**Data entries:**
● ● ● ● ● ● ●

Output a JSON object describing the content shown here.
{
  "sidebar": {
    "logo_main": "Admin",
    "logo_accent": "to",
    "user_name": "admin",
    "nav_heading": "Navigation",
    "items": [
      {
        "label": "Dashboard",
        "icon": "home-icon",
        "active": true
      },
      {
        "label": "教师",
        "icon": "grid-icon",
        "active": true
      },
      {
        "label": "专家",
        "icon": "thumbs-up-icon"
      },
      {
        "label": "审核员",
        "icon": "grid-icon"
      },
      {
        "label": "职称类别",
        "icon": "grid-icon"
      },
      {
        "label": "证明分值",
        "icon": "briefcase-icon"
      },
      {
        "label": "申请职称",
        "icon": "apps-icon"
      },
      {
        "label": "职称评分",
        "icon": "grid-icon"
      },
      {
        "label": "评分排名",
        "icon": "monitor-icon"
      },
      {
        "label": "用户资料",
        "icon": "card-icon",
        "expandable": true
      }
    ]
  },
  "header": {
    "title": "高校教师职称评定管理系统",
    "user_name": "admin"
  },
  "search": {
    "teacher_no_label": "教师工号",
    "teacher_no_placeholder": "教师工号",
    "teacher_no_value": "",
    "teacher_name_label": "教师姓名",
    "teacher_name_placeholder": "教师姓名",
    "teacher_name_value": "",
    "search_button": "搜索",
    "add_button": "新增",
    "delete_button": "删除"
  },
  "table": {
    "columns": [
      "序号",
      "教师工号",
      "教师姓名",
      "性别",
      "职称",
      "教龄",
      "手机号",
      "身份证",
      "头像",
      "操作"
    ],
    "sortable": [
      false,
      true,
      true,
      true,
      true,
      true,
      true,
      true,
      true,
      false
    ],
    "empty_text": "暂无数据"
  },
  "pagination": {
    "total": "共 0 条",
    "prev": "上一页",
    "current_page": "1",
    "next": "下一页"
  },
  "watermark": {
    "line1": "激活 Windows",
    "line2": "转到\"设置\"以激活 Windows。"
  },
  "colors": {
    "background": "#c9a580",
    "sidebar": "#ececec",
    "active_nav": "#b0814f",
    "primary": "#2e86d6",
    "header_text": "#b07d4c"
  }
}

● ● ● ● ● ● ●

**Aim of the exercise:** Write out every line of the preceding listing that contains "教师工号".

**Answer to this task:**
    "teacher_no_label": "教师工号",
    "teacher_no_placeholder": "教师工号",
      "教师工号",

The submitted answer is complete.